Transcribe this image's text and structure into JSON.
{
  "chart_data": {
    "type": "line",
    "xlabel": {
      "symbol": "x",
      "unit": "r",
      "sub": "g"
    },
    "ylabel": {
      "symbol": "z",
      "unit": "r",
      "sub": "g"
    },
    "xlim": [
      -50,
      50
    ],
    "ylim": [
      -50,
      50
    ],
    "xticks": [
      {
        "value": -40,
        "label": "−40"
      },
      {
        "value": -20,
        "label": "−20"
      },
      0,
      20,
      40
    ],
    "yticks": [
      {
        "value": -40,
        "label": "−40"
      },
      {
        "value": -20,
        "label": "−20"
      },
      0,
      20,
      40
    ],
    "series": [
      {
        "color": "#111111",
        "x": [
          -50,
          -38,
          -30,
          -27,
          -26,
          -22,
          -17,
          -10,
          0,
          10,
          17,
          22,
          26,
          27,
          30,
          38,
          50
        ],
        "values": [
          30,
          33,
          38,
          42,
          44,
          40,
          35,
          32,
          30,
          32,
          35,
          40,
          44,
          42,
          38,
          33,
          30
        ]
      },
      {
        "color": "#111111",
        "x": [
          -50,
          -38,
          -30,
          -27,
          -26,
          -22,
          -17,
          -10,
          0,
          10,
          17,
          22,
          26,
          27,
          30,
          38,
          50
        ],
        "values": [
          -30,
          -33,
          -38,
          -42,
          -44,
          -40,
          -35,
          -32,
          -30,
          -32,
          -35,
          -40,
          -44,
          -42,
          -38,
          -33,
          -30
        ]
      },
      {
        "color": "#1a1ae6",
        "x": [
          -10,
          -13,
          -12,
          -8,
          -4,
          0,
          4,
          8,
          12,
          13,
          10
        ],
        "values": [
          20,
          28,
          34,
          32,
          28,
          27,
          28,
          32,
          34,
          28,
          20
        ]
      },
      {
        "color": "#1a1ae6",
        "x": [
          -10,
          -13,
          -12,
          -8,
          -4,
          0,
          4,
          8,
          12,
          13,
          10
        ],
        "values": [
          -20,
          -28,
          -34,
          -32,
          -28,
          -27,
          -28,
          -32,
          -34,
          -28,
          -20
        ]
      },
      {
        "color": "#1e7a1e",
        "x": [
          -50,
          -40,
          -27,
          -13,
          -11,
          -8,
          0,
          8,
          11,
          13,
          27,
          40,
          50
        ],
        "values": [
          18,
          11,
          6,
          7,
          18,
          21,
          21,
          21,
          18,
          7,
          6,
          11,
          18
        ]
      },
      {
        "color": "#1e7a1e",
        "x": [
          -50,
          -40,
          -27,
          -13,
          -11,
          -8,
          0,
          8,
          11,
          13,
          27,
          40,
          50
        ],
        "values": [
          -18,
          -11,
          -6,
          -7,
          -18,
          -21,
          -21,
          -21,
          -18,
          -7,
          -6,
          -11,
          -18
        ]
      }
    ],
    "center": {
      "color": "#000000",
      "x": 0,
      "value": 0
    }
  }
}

● ● ● ●

• GIVEN REQUEST
Exactly as written, please output every entry.

• CORRECT ANSWER
Transcribe this image's text and structure into JSON.
{
  "chart_data": {
    "type": "line",
    "xlabel": {
      "symbol": "x",
      "unit": "r",
      "sub": "g"
    },
    "ylabel": {
      "symbol": "z",
      "unit": "r",
      "sub": "g"
    },
    "xlim": [
      -50,
      50
    ],
    "ylim": [
      -50,
      50
    ],
    "xticks": [
      {
        "value": -40,
        "label": "−40"
      },
      {
        "value": -20,
        "label": "−20"
      },
      0,
      20,
      40
    ],
    "yticks": [
      {
        "value": -40,
        "label": "−40"
      },
      {
        "value": -20,
        "label": "−20"
      },
      0,
      20,
      40
    ],
    "series": [
      {
        "color": "#111111",
        "x": [
          -50,
          -38,
          -30,
          -27,
          -26,
          -22,
          -17,
          -10,
          0,
          10,
          17,
          22,
          26,
          27,
          30,
          38,
          50
        ],
        "values": [
          30,
          33,
          38,
          42,
          44,
          40,
          35,
          32,
          30,
          32,
          35,
          40,
          44,
          42,
          38,
          33,
          30
        ]
      },
      {
        "color": "#111111",
        "x": [
          -50,
          -38,
          -30,
          -27,
          -26,
          -22,
          -17,
          -10,
          0,
          10,
          17,
          22,
          26,
          27,
          30,
          38,
          50
        ],
        "values": [
          -30,
          -33,
          -38,
          -42,
          -44,
          -40,
          -35,
          -32,
          -30,
          -32,
          -35,
          -40,
          -44,
          -42,
          -38,
          -33,
          -30
        ]
      },
      {
        "color": "#1a1ae6",
        "x": [
          -10,
          -13,
          -12,
          -8,
          -4,
          0,
          4,
          8,
          12,
          13,
          10
        ],
        "values": [
          20,
          28,
          34,
          32,
          28,
          27,
          28,
          32,
          34,
          28,
          20
        ]
      },
      {
        "color": "#1a1ae6",
        "x": [
          -10,
          -13,
          -12,
          -8,
          -4,
          0,
          4,
          8,
          12,
          13,
          10
        ],
        "values": [
          -20,
          -28,
          -34,
          -32,
          -28,
          -27,
          -28,
          -32,
          -34,
          -28,
          -20
        ]
      },
      {
        "color": "#1e7a1e",
        "x": [
          -50,
          -40,
          -27,
          -13,
          -11,
          -8,
          0,
          8,
          11,
          13,
          27,
          40,
          50
        ],
        "values": [
          18,
          11,
          6,
          7,
          18,
          21,
          21,
          21,
          18,
          7,
          6,
          11,
          18
        ]
      },
      {
        "color": "#1e7a1e",
        "x": [
          -50,
          -40,
          -27,
          -13,
          -11,
          -8,
          0,
          8,
          11,
          13,
          27,
          40,
          50
        ],
        "values": [
          -18,
          -11,
          -6,
          -7,
          -18,
          -21,
          -21,
          -21,
          -18,
          -7,
          -6,
          -11,
          -18
        ]
      }
    ],
    "center": {
      "color": "#000000",
      "x": 0,
      "value": 0
    }
  }
}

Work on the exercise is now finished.